PROBLEM REQUIREMENTS
Go through the entries below and write each one out exactly.

EXTRACTED RECORDS

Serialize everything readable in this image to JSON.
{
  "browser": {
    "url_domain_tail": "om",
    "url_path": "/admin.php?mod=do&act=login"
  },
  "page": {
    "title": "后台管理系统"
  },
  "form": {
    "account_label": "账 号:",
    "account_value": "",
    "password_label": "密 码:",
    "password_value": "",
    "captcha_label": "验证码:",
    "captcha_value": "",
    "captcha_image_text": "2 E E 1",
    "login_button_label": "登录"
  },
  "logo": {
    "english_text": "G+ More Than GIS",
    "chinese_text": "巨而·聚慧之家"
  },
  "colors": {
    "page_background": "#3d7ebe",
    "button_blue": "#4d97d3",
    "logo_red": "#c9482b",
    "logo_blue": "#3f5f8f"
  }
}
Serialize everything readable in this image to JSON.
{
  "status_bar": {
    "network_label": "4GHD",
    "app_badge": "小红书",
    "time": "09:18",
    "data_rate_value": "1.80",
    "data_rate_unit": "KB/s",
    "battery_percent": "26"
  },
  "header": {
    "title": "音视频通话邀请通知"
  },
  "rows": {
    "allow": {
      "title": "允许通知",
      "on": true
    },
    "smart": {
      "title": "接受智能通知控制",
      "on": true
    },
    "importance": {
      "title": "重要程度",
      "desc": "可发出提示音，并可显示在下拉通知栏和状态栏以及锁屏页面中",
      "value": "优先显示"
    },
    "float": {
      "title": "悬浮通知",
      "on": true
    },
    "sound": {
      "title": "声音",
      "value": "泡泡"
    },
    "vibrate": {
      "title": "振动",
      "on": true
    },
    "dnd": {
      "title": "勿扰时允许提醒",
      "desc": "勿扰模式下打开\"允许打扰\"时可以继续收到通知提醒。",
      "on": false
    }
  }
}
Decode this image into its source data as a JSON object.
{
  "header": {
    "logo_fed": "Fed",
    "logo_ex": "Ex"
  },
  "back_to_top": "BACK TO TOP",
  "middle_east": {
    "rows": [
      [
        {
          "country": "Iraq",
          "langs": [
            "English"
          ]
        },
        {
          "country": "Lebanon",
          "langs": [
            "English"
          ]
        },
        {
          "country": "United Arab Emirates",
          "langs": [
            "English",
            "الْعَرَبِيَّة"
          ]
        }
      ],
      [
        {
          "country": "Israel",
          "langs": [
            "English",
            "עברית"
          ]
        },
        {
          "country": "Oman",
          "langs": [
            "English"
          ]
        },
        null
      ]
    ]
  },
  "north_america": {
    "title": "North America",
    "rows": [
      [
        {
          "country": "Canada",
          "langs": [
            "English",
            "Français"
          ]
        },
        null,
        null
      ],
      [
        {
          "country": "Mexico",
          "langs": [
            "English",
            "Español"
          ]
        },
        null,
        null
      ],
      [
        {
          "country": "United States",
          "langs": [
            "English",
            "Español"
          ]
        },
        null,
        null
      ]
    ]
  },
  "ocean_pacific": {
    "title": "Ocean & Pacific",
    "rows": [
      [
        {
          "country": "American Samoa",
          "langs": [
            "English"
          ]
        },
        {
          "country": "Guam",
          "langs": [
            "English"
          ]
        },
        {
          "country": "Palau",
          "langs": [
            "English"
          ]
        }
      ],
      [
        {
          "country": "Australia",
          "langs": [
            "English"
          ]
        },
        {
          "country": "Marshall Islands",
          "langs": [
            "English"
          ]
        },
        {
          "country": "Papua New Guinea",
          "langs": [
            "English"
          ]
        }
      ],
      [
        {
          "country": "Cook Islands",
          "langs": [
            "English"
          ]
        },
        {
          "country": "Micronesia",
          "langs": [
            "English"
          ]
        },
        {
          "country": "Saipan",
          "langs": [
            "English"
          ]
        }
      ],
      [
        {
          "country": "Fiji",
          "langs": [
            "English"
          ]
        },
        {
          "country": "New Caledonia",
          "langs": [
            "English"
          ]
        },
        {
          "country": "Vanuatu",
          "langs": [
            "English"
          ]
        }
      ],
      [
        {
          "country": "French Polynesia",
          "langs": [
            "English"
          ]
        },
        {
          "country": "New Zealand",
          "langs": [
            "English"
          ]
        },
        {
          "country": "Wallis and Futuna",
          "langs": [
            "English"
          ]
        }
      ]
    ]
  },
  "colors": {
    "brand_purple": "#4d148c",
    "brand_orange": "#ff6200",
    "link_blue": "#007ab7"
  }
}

SOLUTION BELOW
Serialize everything readable in this image to JSON.
{
  "browser": {
    "url_domain_tail": "om",
    "url_path": "/admin.php?mod=do&act=login"
  },
  "page": {
    "title": "后台管理系统"
  },
  "form": {
    "account_label": "账 号:",
    "account_value": "",
    "password_label": "密 码:",
    "password_value": "",
    "captcha_label": "验证码:",
    "captcha_value": "",
    "captcha_image_text": "2 E E 1",
    "login_button_label": "登录"
  },
  "logo": {
    "english_text": "G+ More Than GIS",
    "chinese_text": "巨而·聚慧之家"
  },
  "colors": {
    "page_background": "#3d7ebe",
    "button_blue": "#4d97d3",
    "logo_red": "#c9482b",
    "logo_blue": "#3f5f8f"
  }
}
Serialize everything readable in this image to JSON.
{
  "status_bar": {
    "network_label": "4GHD",
    "app_badge": "小红书",
    "time": "09:18",
    "data_rate_value": "1.80",
    "data_rate_unit": "KB/s",
    "battery_percent": "26"
  },
  "header": {
    "title": "音视频通话邀请通知"
  },
  "rows": {
    "allow": {
      "title": "允许通知",
      "on": true
    },
    "smart": {
      "title": "接受智能通知控制",
      "on": true
    },
    "importance": {
      "title": "重要程度",
      "desc": "可发出提示音，并可显示在下拉通知栏和状态栏以及锁屏页面中",
      "value": "优先显示"
    },
    "float": {
      "title": "悬浮通知",
      "on": true
    },
    "sound": {
      "title": "声音",
      "value": "泡泡"
    },
    "vibrate": {
      "title": "振动",
      "on": true
    },
    "dnd": {
      "title": "勿扰时允许提醒",
      "desc": "勿扰模式下打开\"允许打扰\"时可以继续收到通知提醒。",
      "on": false
    }
  }
}
Decode this image into its source data as a JSON object.
{
  "header": {
    "logo_fed": "Fed",
    "logo_ex": "Ex"
  },
  "back_to_top": "BACK TO TOP",
  "middle_east": {
    "rows": [
      [
        {
          "country": "Iraq",
          "langs": [
            "English"
          ]
        },
        {
          "country": "Lebanon",
          "langs": [
            "English"
          ]
        },
        {
          "country": "United Arab Emirates",
          "langs": [
            "English",
            "الْعَرَبِيَّة"
          ]
        }
      ],
      [
        {
          "country": "Israel",
          "langs": [
            "English",
            "עברית"
          ]
        },
        {
          "country": "Oman",
          "langs": [
            "English"
          ]
        },
        null
      ]
    ]
  },
  "north_america": {
    "title": "North America",
    "rows": [
      [
        {
          "country": "Canada",
          "langs": [
            "English",
            "Français"
          ]
        },
        null,
        null
      ],
      [
        {
          "country": "Mexico",
          "langs": [
            "English",
            "Español"
          ]
        },
        null,
        null
      ],
      [
        {
          "country": "United States",
          "langs": [
            "English",
            "Español"
          ]
        },
        null,
        null
      ]
    ]
  },
  "ocean_pacific": {
    "title": "Ocean & Pacific",
    "rows": [
      [
        {
          "country": "American Samoa",
          "langs": [
            "English"
          ]
        },
        {
          "country": "Guam",
          "langs": [
            "English"
          ]
        },
        {
          "country": "Palau",
          "langs": [
            "English"
          ]
        }
      ],
      [
        {
          "country": "Australia",
          "langs": [
            "English"
          ]
        },
        {
          "country": "Marshall Islands",
          "langs": [
            "English"
          ]
        },
        {
          "country": "Papua New Guinea",
          "langs": [
            "English"
          ]
        }
      ],
      [
        {
          "country": "Cook Islands",
          "langs": [
            "English"
          ]
        },
        {
          "country": "Micronesia",
          "langs": [
            "English"
          ]
        },
        {
          "country": "Saipan",
          "langs": [
            "English"
          ]
        }
      ],
      [
        {
          "country": "Fiji",
          "langs": [
            "English"
          ]
        },
        {
          "country": "New Caledonia",
          "langs": [
            "English"
          ]
        },
        {
          "country": "Vanuatu",
          "langs": [
            "English"
          ]
        }
      ],
      [
        {
          "country": "French Polynesia",
          "langs": [
            "English"
          ]
        },
        {
          "country": "New Zealand",
          "langs": [
            "English"
          ]
        },
        {
          "country": "Wallis and Futuna",
          "langs": [
            "English"
          ]
        }
      ]
    ]
  },
  "colors": {
    "brand_purple": "#4d148c",
    "brand_orange": "#ff6200",
    "link_blue": "#007ab7"
  }
}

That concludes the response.